The data
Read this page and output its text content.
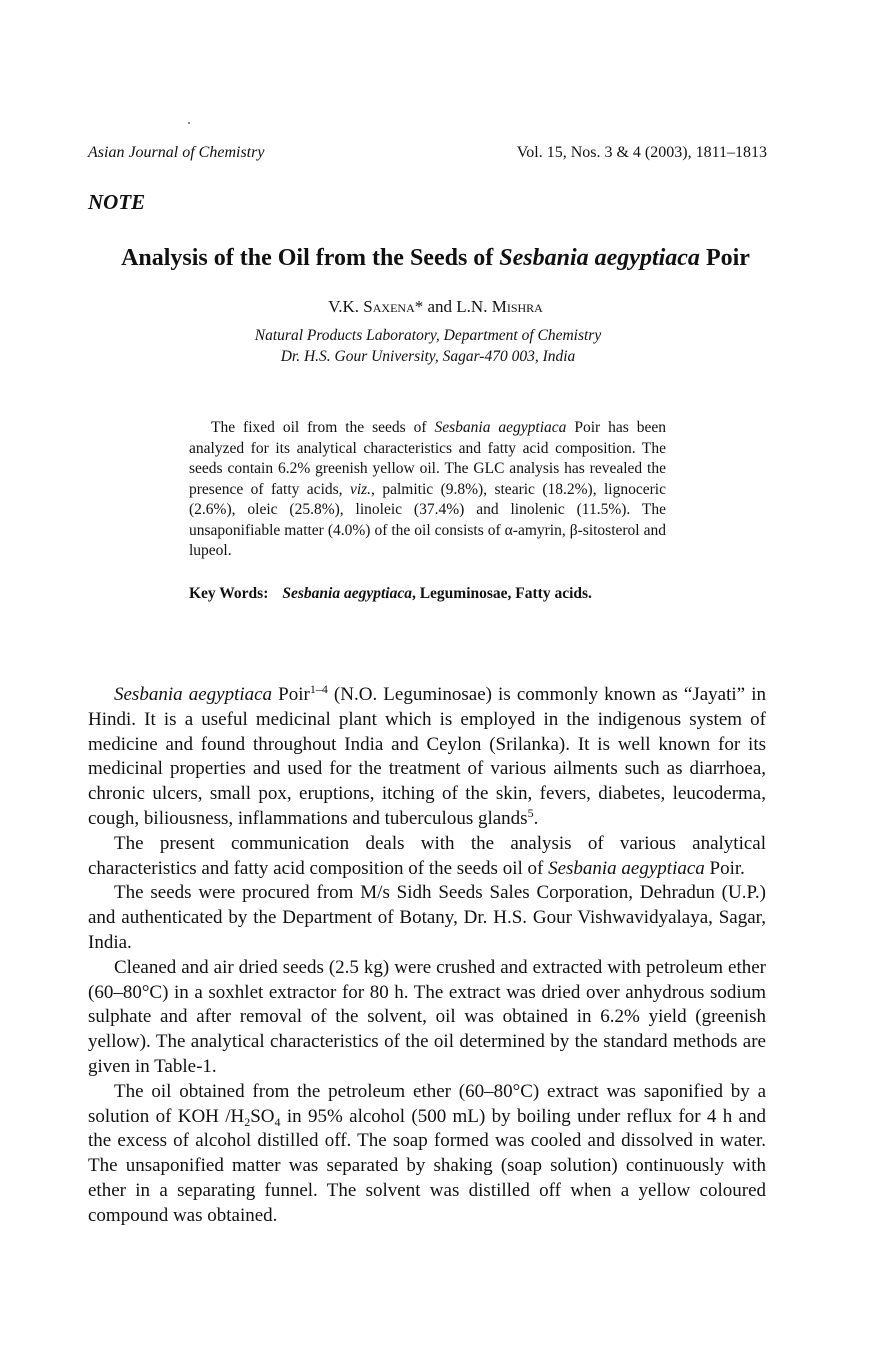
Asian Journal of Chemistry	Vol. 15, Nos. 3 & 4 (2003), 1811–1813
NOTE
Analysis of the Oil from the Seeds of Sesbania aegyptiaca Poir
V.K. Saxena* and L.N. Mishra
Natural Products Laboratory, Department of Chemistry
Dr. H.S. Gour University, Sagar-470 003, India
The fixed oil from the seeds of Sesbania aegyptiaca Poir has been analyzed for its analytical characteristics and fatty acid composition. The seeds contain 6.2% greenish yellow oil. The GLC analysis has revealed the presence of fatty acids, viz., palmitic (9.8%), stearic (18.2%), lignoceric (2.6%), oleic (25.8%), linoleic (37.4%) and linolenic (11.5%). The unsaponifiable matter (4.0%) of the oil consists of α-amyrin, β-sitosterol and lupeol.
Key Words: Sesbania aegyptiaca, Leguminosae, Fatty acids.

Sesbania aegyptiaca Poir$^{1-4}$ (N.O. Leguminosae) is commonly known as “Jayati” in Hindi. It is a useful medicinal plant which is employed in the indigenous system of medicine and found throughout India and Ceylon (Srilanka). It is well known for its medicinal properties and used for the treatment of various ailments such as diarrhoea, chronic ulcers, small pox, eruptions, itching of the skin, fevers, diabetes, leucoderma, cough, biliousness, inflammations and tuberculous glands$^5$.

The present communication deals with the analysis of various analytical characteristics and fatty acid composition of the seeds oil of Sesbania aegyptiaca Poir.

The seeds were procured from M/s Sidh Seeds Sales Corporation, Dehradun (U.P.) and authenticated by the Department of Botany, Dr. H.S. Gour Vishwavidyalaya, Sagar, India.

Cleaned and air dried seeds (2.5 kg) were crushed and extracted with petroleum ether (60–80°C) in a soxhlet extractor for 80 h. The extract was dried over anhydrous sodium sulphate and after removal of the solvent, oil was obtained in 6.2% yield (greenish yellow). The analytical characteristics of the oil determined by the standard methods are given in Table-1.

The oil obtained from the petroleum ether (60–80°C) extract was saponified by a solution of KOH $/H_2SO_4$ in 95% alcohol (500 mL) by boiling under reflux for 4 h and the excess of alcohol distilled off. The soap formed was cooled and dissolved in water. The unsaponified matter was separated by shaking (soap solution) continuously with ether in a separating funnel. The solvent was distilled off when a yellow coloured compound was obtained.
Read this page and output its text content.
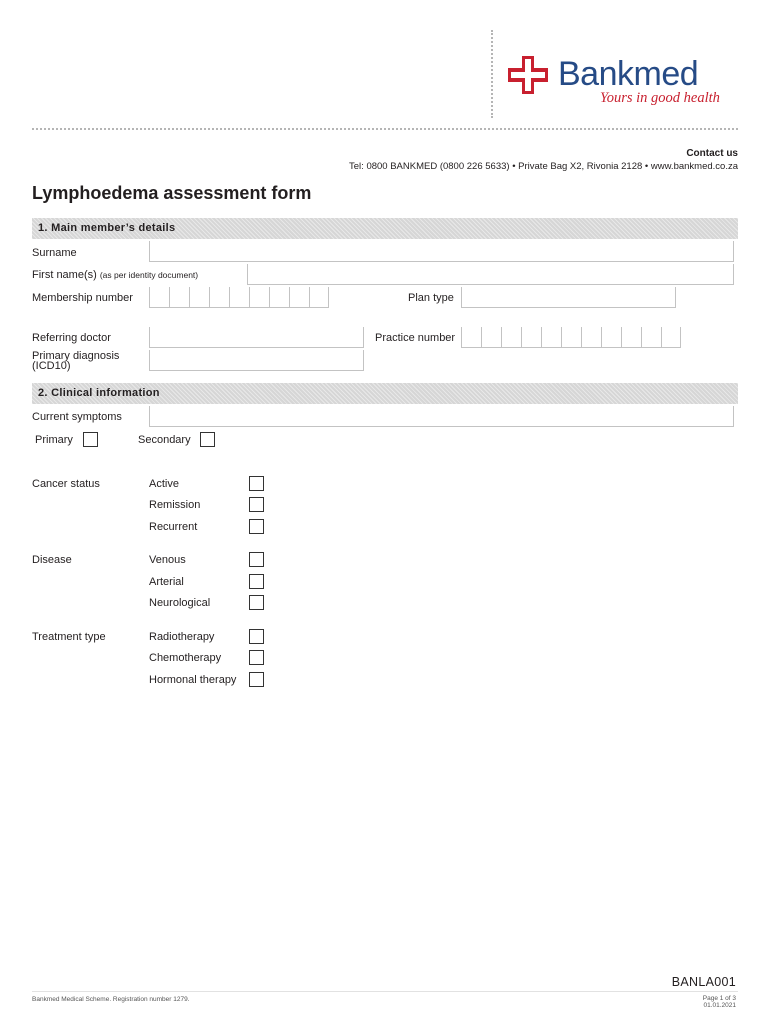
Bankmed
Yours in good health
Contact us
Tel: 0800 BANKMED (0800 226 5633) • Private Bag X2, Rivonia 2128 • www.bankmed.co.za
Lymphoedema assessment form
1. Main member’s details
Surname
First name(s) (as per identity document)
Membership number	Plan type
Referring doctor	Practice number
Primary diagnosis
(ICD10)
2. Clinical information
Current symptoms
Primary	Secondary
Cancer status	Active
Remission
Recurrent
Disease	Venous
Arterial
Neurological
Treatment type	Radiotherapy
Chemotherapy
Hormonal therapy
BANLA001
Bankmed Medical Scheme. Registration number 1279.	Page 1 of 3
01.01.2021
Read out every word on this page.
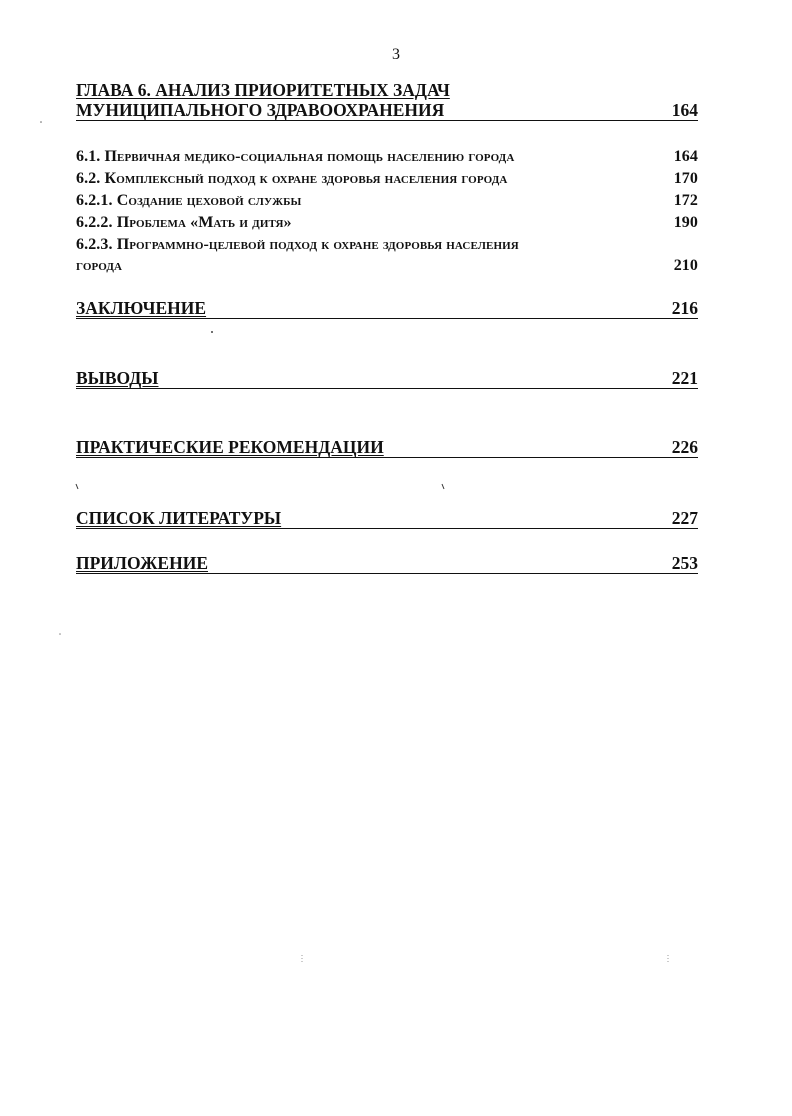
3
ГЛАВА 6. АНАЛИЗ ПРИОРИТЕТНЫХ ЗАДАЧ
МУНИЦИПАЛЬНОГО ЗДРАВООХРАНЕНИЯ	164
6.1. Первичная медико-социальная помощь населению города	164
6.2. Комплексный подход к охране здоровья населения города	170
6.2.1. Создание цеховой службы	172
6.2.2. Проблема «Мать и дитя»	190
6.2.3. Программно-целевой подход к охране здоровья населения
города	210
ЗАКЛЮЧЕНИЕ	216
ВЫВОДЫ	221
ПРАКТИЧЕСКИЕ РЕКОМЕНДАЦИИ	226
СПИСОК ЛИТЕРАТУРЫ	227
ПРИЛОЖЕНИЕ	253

Task to complete
Show, from the listing above, each line that contains the word "various".

Exercise output
Sesbania aegyptiaca Poir$^{1-4}$ (N.O. Leguminosae) is commonly known as “Jayati” in Hindi. It is a useful medicinal plant which is employed in the indigenous system of medicine and found throughout India and Ceylon (Srilanka). It is well known for its medicinal properties and used for the treatment of various ailments such as diarrhoea, chronic ulcers, small pox, eruptions, itching of the skin, fevers, diabetes, leucoderma, cough, biliousness, inflammations and tuberculous glands$^5$.
The present communication deals with the analysis of various analytical characteristics and fatty acid composition of the seeds oil of Sesbania aegyptiaca Poir.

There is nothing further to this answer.